> **SELECTED TEXT**:
....

Still, if what we get is exciting enough to overcome such liabilities as slow service, wide variations in preparation and a crude setting, it’s worth seeking out.
This is the case at Paseo Real, a family-run shack of a place in an industrial strip of North Hollywood. The cluttered window and multicolored sandwich sign loudly announcing Mexican food are neither inviting nor accurate reflections of what you’ll find inside.
Through the door are six tables and a counter: a clean, cheery and unself-consciously retro place that you’d hardly go to unless you knew the cooking was special. It is.
At its best, the Latin-American cooking at Paseo Real is subtle, unexpected and downright delicious.
There’s no better example than pipian, chunks of savory pork in pumpkin seed sauce. The pale green granular sauce at first seems bland, but almost at once things start happening in your mouth: a tingle of chili, a taste of herb. You may find yourself so engrossed in figuring out what it is made of that before you do, it’ll be gone.
On one occasion, I tried the roast pork, which was less obscure but no less satisfying than the pipian. Marinated, garlicked and sliced thin, it was as moist and light as could be.
But the greatest achievement in this basically peasant cooking was “fish in garlic sauce,” a highly sophisticated dish. Half a fresh small fish had been fileted (mostly), cooked just to the right moment and served in a perfectly balanced garlic-parsley-mustard sauce. It was far more rewarding than many of the fish dishes I’ve had at our most stylish restaurants.
And when I asked the Spanish-speaking cook about the sauce, she proudly came out of the kitchen carrying the Mayan stone mortar and pestle with which she prepared the dish; she said it wouldn’t taste the same made with anything else.
Because the cooking at the Paseo Real is not restaurant-rigid, dishes will vary in taste from day to day. One day, garlic soup was dense and redolent with garlic; another day it was agreeable but thin and underflavored. I only tried the chicken mole once, but on that day it didn’t work--the chocolate had not been suffused into the other ingredients. It was the only dish I haven’t liked at Paseo Real.
Other pleasures to be found there are carne asada a la tampiquena, marinated beef filets, and brocheta de cameron, shrimp with bacon and green pepper en brochette.
Some of the dishes come with fried plantains; if yours doesn’t, be sure to order some on the side. In fact, they are so gooey, so naturally molasses-sweet that you’ll probably want an extra order anyway. It’s a rare chance to indulge yourself.
Be ready to enjoy yourself at Paseo Real but keep in mind that home cooking means slow cooking. Not only did I have to wait while my sauce was being ground in the mortar, but others had to wait for their meals to be prepared.
To get the most out of the experience, you may have to let go of your concept of time--at least temporarily--and keep yourself occupied watching pots steaming on the stove. As a noted writer is purported to have said to the head of a film studio: “Do you want it fast, or do you want it good?”

....

> **WRITTEN TASK 1**: Name every dish or side that the Paseo Real review mentions by name.
> **WRITTEN TASK 2**: In the Paseo Real review, what tool did the cook use to prepare the sauce for the fish in garlic sauce?

....

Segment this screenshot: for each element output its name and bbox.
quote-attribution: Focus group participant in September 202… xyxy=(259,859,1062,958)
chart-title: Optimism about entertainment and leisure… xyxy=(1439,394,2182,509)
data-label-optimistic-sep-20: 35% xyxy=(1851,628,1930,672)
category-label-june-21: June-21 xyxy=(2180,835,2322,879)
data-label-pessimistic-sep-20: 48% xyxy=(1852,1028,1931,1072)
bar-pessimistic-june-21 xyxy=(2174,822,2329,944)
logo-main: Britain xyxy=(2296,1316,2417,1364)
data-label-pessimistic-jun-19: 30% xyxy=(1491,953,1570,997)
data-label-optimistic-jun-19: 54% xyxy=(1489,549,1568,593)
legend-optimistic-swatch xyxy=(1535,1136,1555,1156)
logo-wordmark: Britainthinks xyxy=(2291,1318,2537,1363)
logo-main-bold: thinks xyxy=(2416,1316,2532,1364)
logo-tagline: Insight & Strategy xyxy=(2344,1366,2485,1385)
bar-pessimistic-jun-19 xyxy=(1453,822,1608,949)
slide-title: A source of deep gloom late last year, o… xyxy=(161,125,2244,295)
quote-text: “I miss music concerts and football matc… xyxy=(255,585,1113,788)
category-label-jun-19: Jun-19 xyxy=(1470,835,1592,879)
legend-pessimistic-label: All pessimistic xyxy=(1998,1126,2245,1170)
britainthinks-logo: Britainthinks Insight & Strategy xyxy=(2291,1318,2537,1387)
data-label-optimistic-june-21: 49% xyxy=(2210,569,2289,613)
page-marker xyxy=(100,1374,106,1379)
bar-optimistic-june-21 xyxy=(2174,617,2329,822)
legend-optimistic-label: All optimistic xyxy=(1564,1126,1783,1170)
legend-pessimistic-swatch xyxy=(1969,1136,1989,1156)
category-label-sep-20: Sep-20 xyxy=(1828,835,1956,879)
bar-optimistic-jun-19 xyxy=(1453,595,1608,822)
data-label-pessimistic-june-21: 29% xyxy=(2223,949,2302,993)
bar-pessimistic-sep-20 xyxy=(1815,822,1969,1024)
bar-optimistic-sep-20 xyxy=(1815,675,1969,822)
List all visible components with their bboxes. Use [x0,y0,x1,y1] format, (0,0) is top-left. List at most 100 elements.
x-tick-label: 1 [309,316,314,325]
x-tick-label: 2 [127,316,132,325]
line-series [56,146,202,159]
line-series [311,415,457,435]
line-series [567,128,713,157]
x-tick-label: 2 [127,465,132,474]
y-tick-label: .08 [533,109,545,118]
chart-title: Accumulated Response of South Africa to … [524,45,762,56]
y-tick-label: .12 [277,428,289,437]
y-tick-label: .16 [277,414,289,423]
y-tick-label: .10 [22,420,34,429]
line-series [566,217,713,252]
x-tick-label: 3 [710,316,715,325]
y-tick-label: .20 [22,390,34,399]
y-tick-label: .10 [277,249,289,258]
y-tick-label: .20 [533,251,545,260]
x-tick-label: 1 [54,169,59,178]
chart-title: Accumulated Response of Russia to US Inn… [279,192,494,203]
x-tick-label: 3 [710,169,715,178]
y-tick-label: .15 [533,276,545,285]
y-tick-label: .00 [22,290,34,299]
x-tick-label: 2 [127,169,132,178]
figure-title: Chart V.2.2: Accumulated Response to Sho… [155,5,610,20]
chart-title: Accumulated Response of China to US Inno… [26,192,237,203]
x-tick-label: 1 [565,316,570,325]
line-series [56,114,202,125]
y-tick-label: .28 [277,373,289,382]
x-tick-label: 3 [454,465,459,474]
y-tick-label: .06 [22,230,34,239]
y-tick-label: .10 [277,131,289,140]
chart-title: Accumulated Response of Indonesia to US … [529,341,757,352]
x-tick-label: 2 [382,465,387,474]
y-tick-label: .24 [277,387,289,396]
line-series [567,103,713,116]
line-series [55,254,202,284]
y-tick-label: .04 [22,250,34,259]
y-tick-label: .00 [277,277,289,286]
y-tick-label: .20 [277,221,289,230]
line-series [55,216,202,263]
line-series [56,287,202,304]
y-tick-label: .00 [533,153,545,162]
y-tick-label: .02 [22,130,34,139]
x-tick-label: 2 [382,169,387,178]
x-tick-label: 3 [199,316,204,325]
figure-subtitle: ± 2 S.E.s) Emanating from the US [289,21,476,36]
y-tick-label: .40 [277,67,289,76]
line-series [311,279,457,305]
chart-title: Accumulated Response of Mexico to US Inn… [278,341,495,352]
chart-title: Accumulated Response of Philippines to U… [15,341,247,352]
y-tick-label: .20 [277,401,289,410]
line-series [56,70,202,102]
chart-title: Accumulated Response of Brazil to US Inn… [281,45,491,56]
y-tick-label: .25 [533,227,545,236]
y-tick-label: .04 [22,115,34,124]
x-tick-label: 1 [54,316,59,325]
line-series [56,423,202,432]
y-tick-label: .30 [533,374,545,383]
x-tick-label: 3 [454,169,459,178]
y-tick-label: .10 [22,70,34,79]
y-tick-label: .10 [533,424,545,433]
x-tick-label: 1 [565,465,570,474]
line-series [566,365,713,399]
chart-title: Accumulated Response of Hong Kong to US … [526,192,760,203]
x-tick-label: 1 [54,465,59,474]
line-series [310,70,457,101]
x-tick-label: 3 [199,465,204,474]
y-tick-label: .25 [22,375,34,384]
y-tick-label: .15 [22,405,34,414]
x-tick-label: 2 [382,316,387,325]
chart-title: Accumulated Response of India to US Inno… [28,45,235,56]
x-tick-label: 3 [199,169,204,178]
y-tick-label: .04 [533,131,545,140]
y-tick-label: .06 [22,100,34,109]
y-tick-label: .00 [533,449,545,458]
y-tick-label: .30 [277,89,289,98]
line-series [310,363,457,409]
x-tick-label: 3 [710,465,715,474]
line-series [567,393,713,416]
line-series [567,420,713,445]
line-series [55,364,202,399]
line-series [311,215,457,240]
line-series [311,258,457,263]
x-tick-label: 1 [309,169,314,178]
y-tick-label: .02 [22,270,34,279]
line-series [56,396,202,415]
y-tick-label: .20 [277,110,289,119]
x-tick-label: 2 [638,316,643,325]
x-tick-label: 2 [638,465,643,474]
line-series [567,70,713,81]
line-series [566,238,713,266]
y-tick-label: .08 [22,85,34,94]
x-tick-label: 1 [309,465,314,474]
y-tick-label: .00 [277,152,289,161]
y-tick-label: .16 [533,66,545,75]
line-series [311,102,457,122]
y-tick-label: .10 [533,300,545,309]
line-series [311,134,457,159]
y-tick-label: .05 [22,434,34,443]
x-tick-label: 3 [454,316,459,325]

....

> **EXERCISE SOLUTION 1**: Pipian, roast pork, fish in garlic sauce, garlic soup, chicken mole, carne asada a la tampiquena, brocheta de cameron, fried plantains

> **EXERCISE SOLUTION 2**: A Mayan stone mortar and pestle.